Dataset records
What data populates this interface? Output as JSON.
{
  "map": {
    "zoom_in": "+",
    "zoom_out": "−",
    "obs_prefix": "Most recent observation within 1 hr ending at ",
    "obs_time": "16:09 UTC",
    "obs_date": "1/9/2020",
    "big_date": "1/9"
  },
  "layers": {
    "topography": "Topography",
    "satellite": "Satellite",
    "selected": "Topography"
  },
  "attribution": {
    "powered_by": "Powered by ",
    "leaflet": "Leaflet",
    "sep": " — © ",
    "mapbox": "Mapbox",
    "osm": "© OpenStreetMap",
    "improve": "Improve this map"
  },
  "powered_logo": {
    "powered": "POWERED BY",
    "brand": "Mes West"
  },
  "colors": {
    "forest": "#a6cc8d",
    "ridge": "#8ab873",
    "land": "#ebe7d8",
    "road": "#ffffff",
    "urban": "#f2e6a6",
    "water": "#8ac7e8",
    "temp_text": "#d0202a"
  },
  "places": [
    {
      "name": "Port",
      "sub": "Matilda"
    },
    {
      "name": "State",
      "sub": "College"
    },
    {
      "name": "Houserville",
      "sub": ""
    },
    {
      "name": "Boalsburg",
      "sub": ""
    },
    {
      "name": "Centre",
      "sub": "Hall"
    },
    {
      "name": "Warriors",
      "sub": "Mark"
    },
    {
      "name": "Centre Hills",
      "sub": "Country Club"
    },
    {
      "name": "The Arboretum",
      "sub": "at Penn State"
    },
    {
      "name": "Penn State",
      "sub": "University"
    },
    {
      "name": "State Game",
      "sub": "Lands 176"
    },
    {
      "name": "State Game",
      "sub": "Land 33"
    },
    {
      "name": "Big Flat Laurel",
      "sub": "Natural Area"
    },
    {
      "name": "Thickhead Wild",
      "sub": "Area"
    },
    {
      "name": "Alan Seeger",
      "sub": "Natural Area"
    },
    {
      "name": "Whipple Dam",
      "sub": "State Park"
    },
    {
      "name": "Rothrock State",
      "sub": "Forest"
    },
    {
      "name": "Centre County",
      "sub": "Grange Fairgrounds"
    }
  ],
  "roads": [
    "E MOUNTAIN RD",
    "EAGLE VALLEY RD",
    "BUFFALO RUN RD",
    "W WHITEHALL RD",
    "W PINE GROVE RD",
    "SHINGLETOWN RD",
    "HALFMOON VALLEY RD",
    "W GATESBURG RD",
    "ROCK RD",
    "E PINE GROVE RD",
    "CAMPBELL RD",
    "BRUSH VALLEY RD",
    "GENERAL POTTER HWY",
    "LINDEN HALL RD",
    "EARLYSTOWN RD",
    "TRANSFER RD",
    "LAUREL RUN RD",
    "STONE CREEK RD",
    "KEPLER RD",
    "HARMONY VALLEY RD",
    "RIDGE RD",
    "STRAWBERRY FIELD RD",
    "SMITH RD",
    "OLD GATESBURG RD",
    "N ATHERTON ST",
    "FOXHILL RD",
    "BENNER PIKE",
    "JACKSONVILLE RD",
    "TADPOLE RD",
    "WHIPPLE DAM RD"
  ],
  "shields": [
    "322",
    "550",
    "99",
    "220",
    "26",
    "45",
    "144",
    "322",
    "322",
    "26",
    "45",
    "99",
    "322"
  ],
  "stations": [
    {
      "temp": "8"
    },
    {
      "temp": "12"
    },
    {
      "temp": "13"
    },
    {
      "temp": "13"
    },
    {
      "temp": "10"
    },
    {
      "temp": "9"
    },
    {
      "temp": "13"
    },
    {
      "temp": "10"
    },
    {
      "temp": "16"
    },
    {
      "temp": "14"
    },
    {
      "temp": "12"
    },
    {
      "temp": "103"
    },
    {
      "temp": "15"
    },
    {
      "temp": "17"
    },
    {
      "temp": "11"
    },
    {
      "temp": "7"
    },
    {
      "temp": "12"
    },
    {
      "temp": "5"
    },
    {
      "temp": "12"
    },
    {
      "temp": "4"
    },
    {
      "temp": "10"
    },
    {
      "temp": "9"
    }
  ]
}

▶ [WHAT IS REQUIRED]
Among the lines of the records above, count those holding the string "State", and report only the number.

▶ [EXERCISE RESULT]
7